Cumhuriyet Halk Partisi(CHP) Balıkesir Milletvekili Av. Namık Havutça Petrol-İş Sendikası Bandırma Şubesi'ni ziyaret ederek, hükümetin, özelleştirmenin önünü açtığını öne sürdükleri bor madenleri konusunda sendikaya bağlı işçilerle görüştüler.
Toplantının açış konuşmasını yapan Petrol-İş Sendikası Bandırma Şube Başkanı İsmail Kayan, 5 Mart 2012 tarihinde, 2840 sayılı yasaya ek olarak çıkarılmak istenen yasayla bor madenlerinin işletilmesinin üçüncü kişilere devredilmek istenmesinin, özelleştirmenin önünün açılması anlamına geldiğini vurgularken, Bu yasa maddesini derhal geri çekin. Ekmeğimizi paylaşırız ama kimseye vermeyiz dedi.

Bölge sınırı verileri
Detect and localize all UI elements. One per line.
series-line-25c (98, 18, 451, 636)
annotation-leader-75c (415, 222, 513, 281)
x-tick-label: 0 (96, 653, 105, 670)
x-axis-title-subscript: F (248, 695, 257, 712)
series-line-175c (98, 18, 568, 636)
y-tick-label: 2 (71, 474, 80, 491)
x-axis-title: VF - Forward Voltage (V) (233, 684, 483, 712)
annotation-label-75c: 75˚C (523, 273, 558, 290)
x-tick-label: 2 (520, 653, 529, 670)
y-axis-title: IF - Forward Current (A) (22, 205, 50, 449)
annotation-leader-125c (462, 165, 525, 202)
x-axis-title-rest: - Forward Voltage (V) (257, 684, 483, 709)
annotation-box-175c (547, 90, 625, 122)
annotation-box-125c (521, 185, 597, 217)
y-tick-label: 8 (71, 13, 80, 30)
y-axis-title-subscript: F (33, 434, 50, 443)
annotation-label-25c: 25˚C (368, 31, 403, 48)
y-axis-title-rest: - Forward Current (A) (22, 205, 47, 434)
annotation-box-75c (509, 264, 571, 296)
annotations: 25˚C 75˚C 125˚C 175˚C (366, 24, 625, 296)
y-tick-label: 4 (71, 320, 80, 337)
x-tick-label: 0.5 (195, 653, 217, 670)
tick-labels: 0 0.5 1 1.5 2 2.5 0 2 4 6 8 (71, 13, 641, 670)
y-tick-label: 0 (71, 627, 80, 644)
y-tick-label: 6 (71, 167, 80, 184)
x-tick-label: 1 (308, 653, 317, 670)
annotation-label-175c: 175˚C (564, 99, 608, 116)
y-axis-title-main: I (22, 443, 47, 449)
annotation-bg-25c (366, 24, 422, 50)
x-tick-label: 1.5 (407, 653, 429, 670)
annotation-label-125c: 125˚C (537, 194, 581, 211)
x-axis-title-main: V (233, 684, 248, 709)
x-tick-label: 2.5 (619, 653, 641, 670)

- Belirtilen Sorun: Yukarıdaki bor madenleri haberini başından sonuna kadar hiçbir değişiklik yapmadan kopyalar mısın?

- Tam Yanıt:
Cumhuriyet Halk Partisi(CHP) Balıkesir Milletvekili Av. Namık Havutça Petrol-İş Sendikası Bandırma Şubesi'ni ziyaret ederek, hükümetin, özelleştirmenin önünü açtığını öne sürdükleri bor madenleri konusunda sendikaya bağlı işçilerle görüştüler.
Toplantının açış konuşmasını yapan Petrol-İş Sendikası Bandırma Şube Başkanı İsmail Kayan, 5 Mart 2012 tarihinde, 2840 sayılı yasaya ek olarak çıkarılmak istenen yasayla bor madenlerinin işletilmesinin üçüncü kişilere devredilmek istenmesinin, özelleştirmenin önünün açılması anlamına geldiğini vurgularken, Bu yasa maddesini derhal geri çekin. Ekmeğimizi paylaşırız ama kimseye vermeyiz dedi.